Problem 1:
Using the GitHub issue thread on spm1d, decide whether each statement agrees with it: (a) the toolbox is released under the GNU General Public License v3.0; (b) the repository has 61 forks; (c) according to the poster, a p-value can be determined for curves that do not show a statistically significant difference over their entire course. For each, answer yes or no and quote the words from the thread that settle it.
Problem 2:
Answer these questions from the GitHub issue thread on spm1d:
(a) What number does the issue carry?
(b) To whom is the comment addressed?
(c) In what programming language is the one-dimensional statistical parametric mapping provided?

0todd0000 / spm1d

One-Dimensional Statistical Parametric Mapping in Python
GNU General Public License v3.0
61 stars 21 forks source link

p-values and interpretation #191

Closed Lucia-Scheffler closed 2 years ago

Lucia-Scheffler commented 2 years ago

Dear Todd,

we have been discussing the application and interpretation of the SPM. There were some open questions, we would like to ask you:

Question 1: Due to the stepwise comparison of the trajectories, it is not possible to determine a p-value for curves that do not show a statistically significant difference over their entire course. However, if two curves show a statistically significant difference over their entire course, it is possible to determine a p-value over the entire course with your toolbox. What is the difference between the two cases, so that a p-value can be calculated once and not in the other case?

Data section:
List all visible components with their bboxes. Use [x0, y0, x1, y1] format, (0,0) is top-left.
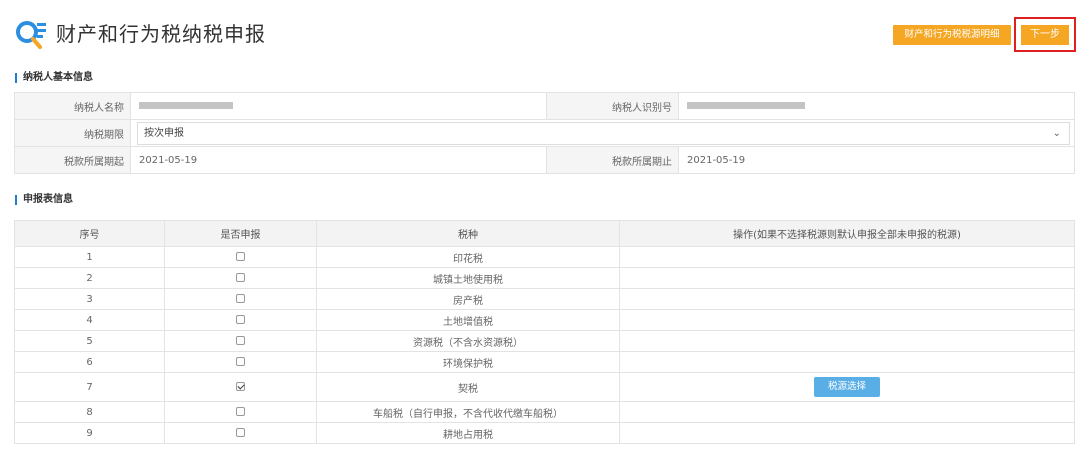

Answer 1:
(a) Yes: "GNU General Public License v3.0"
(b) No: "61 stars 21 forks"
(c) No: "it is not possible to determine a p-value for curves that do not show a statistically significant difference over their entire course"

Answer 2:
(a) #191
(b) Todd
(c) Python